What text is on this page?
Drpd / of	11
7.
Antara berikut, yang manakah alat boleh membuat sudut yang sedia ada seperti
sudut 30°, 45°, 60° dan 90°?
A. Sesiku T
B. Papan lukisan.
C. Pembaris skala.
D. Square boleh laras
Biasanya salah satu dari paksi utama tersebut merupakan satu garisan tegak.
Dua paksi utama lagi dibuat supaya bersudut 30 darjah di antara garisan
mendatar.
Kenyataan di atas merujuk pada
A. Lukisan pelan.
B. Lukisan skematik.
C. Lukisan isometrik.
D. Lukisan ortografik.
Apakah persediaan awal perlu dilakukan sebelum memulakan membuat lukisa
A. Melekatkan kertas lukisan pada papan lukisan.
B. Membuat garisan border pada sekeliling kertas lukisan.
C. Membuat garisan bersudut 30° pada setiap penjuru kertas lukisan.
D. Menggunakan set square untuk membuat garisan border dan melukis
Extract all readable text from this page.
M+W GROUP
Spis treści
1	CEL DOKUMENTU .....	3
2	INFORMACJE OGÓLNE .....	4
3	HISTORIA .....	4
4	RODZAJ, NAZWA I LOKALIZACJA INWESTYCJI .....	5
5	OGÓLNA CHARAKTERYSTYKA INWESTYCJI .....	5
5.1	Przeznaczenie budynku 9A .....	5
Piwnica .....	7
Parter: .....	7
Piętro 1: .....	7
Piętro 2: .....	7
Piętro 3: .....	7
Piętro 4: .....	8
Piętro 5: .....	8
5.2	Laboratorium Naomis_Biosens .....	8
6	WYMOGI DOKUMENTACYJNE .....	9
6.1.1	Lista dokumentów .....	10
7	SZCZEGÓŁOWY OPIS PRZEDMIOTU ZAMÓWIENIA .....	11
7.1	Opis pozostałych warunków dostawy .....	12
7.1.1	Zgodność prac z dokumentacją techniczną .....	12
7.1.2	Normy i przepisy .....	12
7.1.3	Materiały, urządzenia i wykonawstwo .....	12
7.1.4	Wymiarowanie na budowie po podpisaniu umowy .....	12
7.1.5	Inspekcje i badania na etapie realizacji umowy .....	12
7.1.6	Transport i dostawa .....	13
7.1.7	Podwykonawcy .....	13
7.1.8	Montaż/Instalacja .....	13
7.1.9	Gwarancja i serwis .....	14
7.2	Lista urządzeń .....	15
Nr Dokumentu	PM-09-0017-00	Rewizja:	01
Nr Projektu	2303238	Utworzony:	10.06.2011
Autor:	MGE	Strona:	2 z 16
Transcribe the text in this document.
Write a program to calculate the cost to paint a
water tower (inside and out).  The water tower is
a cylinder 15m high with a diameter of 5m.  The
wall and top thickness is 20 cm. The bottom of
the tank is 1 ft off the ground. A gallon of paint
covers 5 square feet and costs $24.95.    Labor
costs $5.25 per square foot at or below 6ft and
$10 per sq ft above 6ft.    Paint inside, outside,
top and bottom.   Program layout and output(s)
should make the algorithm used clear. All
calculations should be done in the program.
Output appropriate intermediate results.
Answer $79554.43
═══
**What you are asked to do:** Write out, word for word, every line from the one containing "Transcribe the text in this document." through the last line of the records above.

**Written response:**
Transcribe the text in this document.
Write a program to calculate the cost to paint a
water tower (inside and out).  The water tower is
a cylinder 15m high with a diameter of 5m.  The
wall and top thickness is 20 cm. The bottom of
the tank is 1 ft off the ground. A gallon of paint
covers 5 square feet and costs $24.95.    Labor
costs $5.25 per square foot at or below 6ft and
$10 per sq ft above 6ft.    Paint inside, outside,
top and bottom.   Program layout and output(s)
should make the algorithm used clear. All
calculations should be done in the program.
Output appropriate intermediate results.
Answer $79554.43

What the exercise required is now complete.